Written request →
Omit all images. Transcribe the rest of the material below exactly.

>> START Given records

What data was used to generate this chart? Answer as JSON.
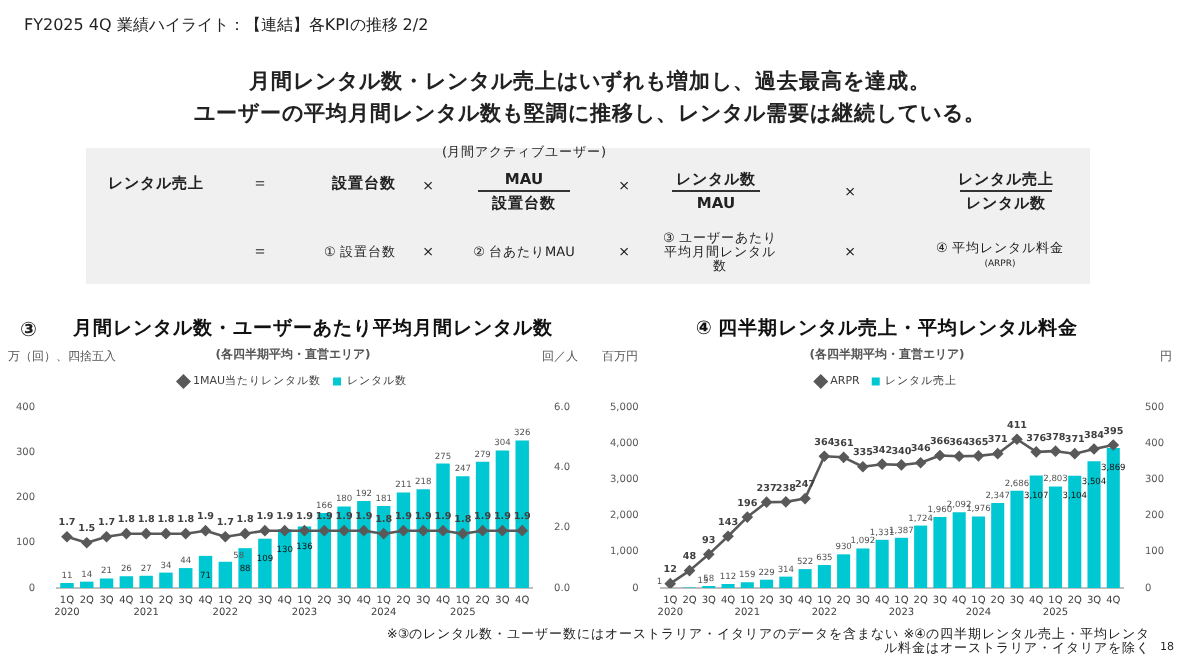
{
  "chart_data": [
    {
      "type": "bar",
      "title": "月間レンタル数・ユーザーあたり平均月間レンタル数",
      "subtitle": "(各四半期平均・直営エリア)",
      "ylabel": "万（回）、四捨五入",
      "y2label": "回／人",
      "categories": [
        "1Q\n2020",
        "2Q",
        "3Q",
        "4Q",
        "1Q\n2021",
        "2Q",
        "3Q",
        "4Q",
        "1Q\n2022",
        "2Q",
        "3Q",
        "4Q",
        "1Q\n2023",
        "2Q",
        "3Q",
        "4Q",
        "1Q\n2024",
        "2Q",
        "3Q",
        "4Q",
        "1Q\n2025",
        "2Q",
        "3Q",
        "4Q"
      ],
      "series": [
        {
          "name": "レンタル数",
          "color": "#00c8d2",
          "values": [
            11,
            14,
            21,
            26,
            27,
            34,
            44,
            71,
            58,
            88,
            109,
            130,
            136,
            166,
            180,
            192,
            181,
            211,
            218,
            275,
            247,
            279,
            304,
            326
          ]
        },
        {
          "name": "1MAU当たりレンタル数",
          "type": "line",
          "axis": "y2",
          "color": "#595959",
          "values": [
            1.7,
            1.5,
            1.7,
            1.8,
            1.8,
            1.8,
            1.8,
            1.9,
            1.7,
            1.8,
            1.9,
            1.9,
            1.9,
            1.9,
            1.9,
            1.9,
            1.8,
            1.9,
            1.9,
            1.9,
            1.8,
            1.9,
            1.9,
            1.9
          ]
        }
      ],
      "ylim": [
        0,
        400
      ],
      "yticks": [
        0,
        100,
        200,
        300,
        400
      ],
      "y2lim": [
        0,
        6
      ],
      "y2ticks": [
        {
          "value": 0,
          "label": "0.0"
        },
        {
          "value": 2,
          "label": "2.0"
        },
        {
          "value": 4,
          "label": "4.0"
        },
        {
          "value": 6,
          "label": "6.0"
        }
      ],
      "legend": "top",
      "marker": "diamond",
      "data_labels": true,
      "annotations": [
        "③",
        "FY2025 4Q 業績ハイライト：【連結】各KPIの推移 2/2",
        "月間レンタル数・レンタル売上はいずれも増加し、過去最高を達成。",
        "ユーザーの平均月間レンタル数も堅調に推移し、レンタル需要は継続している。",
        "レンタル売上",
        "＝",
        "設置台数",
        "×",
        "(月間アクティブユーザー)",
        "MAU",
        "設置台数",
        "×",
        "レンタル数",
        "MAU",
        "×",
        "レンタル売上",
        "レンタル数",
        "＝",
        "① 設置台数",
        "×",
        "② 台あたりMAU",
        "×",
        "③ ユーザーあたり平均月間レンタル数",
        "×",
        "④ 平均レンタル料金",
        "(ARPR)",
        "※③のレンタル数・ユーザー数にはオーストラリア・イタリアのデータを含まない ※④の四半期レンタル売上・平均レンタル料金はオーストラリア・イタリアを除く",
        "18"
      ]
    },
    {
      "type": "bar",
      "title": "④ 四半期レンタル売上・平均レンタル料金",
      "subtitle": "(各四半期平均・直営エリア)",
      "ylabel": "百万円",
      "y2label": "円",
      "categories": [
        "1Q\n2020",
        "2Q",
        "3Q",
        "4Q",
        "1Q\n2021",
        "2Q",
        "3Q",
        "4Q",
        "1Q\n2022",
        "2Q",
        "3Q",
        "4Q",
        "1Q\n2023",
        "2Q",
        "3Q",
        "4Q",
        "1Q\n2024",
        "2Q",
        "3Q",
        "4Q",
        "1Q\n2025",
        "2Q",
        "3Q",
        "4Q"
      ],
      "series": [
        {
          "name": "レンタル売上",
          "color": "#00c8d2",
          "values": [
            1,
            15,
            58,
            112,
            159,
            229,
            314,
            522,
            635,
            930,
            1092,
            1331,
            1387,
            1724,
            1960,
            2092,
            1976,
            2347,
            2686,
            3107,
            2803,
            3104,
            3504,
            3869
          ],
          "value_labels": [
            "1",
            "15",
            "58",
            "112",
            "159",
            "229",
            "314",
            "522",
            "635",
            "930",
            "1,092",
            "1,331",
            "1,387",
            "1,724",
            "1,960",
            "2,092",
            "1,976",
            "2,347",
            "2,686",
            "3,107",
            "2,803",
            "3,104",
            "3,504",
            "3,869"
          ]
        },
        {
          "name": "ARPR",
          "type": "line",
          "axis": "y2",
          "color": "#595959",
          "values": [
            12,
            48,
            93,
            143,
            196,
            237,
            238,
            247,
            364,
            361,
            335,
            342,
            340,
            346,
            366,
            364,
            365,
            371,
            411,
            376,
            378,
            371,
            384,
            395
          ]
        }
      ],
      "ylim": [
        0,
        5000
      ],
      "yticks": [
        0,
        {
          "value": 1000,
          "label": "1,000"
        },
        {
          "value": 2000,
          "label": "2,000"
        },
        {
          "value": 3000,
          "label": "3,000"
        },
        {
          "value": 4000,
          "label": "4,000"
        },
        {
          "value": 5000,
          "label": "5,000"
        }
      ],
      "y2lim": [
        0,
        500
      ],
      "y2ticks": [
        0,
        100,
        200,
        300,
        400,
        500
      ],
      "legend": "top",
      "marker": "diamond",
      "data_labels": true
    }
  ]
}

>> END Given records

Solved exercise →
What data was used to generate this chart? Answer as JSON.
{
  "chart_data": [
    {
      "type": "bar",
      "title": "月間レンタル数・ユーザーあたり平均月間レンタル数",
      "subtitle": "(各四半期平均・直営エリア)",
      "ylabel": "万（回）、四捨五入",
      "y2label": "回／人",
      "categories": [
        "1Q\n2020",
        "2Q",
        "3Q",
        "4Q",
        "1Q\n2021",
        "2Q",
        "3Q",
        "4Q",
        "1Q\n2022",
        "2Q",
        "3Q",
        "4Q",
        "1Q\n2023",
        "2Q",
        "3Q",
        "4Q",
        "1Q\n2024",
        "2Q",
        "3Q",
        "4Q",
        "1Q\n2025",
        "2Q",
        "3Q",
        "4Q"
      ],
      "series": [
        {
          "name": "レンタル数",
          "color": "#00c8d2",
          "values": [
            11,
            14,
            21,
            26,
            27,
            34,
            44,
            71,
            58,
            88,
            109,
            130,
            136,
            166,
            180,
            192,
            181,
            211,
            218,
            275,
            247,
            279,
            304,
            326
          ]
        },
        {
          "name": "1MAU当たりレンタル数",
          "type": "line",
          "axis": "y2",
          "color": "#595959",
          "values": [
            1.7,
            1.5,
            1.7,
            1.8,
            1.8,
            1.8,
            1.8,
            1.9,
            1.7,
            1.8,
            1.9,
            1.9,
            1.9,
            1.9,
            1.9,
            1.9,
            1.8,
            1.9,
            1.9,
            1.9,
            1.8,
            1.9,
            1.9,
            1.9
          ]
        }
      ],
      "ylim": [
        0,
        400
      ],
      "yticks": [
        0,
        100,
        200,
        300,
        400
      ],
      "y2lim": [
        0,
        6
      ],
      "y2ticks": [
        {
          "value": 0,
          "label": "0.0"
        },
        {
          "value": 2,
          "label": "2.0"
        },
        {
          "value": 4,
          "label": "4.0"
        },
        {
          "value": 6,
          "label": "6.0"
        }
      ],
      "legend": "top",
      "marker": "diamond",
      "data_labels": true,
      "annotations": [
        "③",
        "FY2025 4Q 業績ハイライト：【連結】各KPIの推移 2/2",
        "月間レンタル数・レンタル売上はいずれも増加し、過去最高を達成。",
        "ユーザーの平均月間レンタル数も堅調に推移し、レンタル需要は継続している。",
        "レンタル売上",
        "＝",
        "設置台数",
        "×",
        "(月間アクティブユーザー)",
        "MAU",
        "設置台数",
        "×",
        "レンタル数",
        "MAU",
        "×",
        "レンタル売上",
        "レンタル数",
        "＝",
        "① 設置台数",
        "×",
        "② 台あたりMAU",
        "×",
        "③ ユーザーあたり平均月間レンタル数",
        "×",
        "④ 平均レンタル料金",
        "(ARPR)",
        "※③のレンタル数・ユーザー数にはオーストラリア・イタリアのデータを含まない ※④の四半期レンタル売上・平均レンタル料金はオーストラリア・イタリアを除く",
        "18"
      ]
    },
    {
      "type": "bar",
      "title": "④ 四半期レンタル売上・平均レンタル料金",
      "subtitle": "(各四半期平均・直営エリア)",
      "ylabel": "百万円",
      "y2label": "円",
      "categories": [
        "1Q\n2020",
        "2Q",
        "3Q",
        "4Q",
        "1Q\n2021",
        "2Q",
        "3Q",
        "4Q",
        "1Q\n2022",
        "2Q",
        "3Q",
        "4Q",
        "1Q\n2023",
        "2Q",
        "3Q",
        "4Q",
        "1Q\n2024",
        "2Q",
        "3Q",
        "4Q",
        "1Q\n2025",
        "2Q",
        "3Q",
        "4Q"
      ],
      "series": [
        {
          "name": "レンタル売上",
          "color": "#00c8d2",
          "values": [
            1,
            15,
            58,
            112,
            159,
            229,
            314,
            522,
            635,
            930,
            1092,
            1331,
            1387,
            1724,
            1960,
            2092,
            1976,
            2347,
            2686,
            3107,
            2803,
            3104,
            3504,
            3869
          ],
          "value_labels": [
            "1",
            "15",
            "58",
            "112",
            "159",
            "229",
            "314",
            "522",
            "635",
            "930",
            "1,092",
            "1,331",
            "1,387",
            "1,724",
            "1,960",
            "2,092",
            "1,976",
            "2,347",
            "2,686",
            "3,107",
            "2,803",
            "3,104",
            "3,504",
            "3,869"
          ]
        },
        {
          "name": "ARPR",
          "type": "line",
          "axis": "y2",
          "color": "#595959",
          "values": [
            12,
            48,
            93,
            143,
            196,
            237,
            238,
            247,
            364,
            361,
            335,
            342,
            340,
            346,
            366,
            364,
            365,
            371,
            411,
            376,
            378,
            371,
            384,
            395
          ]
        }
      ],
      "ylim": [
        0,
        5000
      ],
      "yticks": [
        0,
        {
          "value": 1000,
          "label": "1,000"
        },
        {
          "value": 2000,
          "label": "2,000"
        },
        {
          "value": 3000,
          "label": "3,000"
        },
        {
          "value": 4000,
          "label": "4,000"
        },
        {
          "value": 5000,
          "label": "5,000"
        }
      ],
      "y2lim": [
        0,
        500
      ],
      "y2ticks": [
        0,
        100,
        200,
        300,
        400,
        500
      ],
      "legend": "top",
      "marker": "diamond",
      "data_labels": true
    }
  ]
}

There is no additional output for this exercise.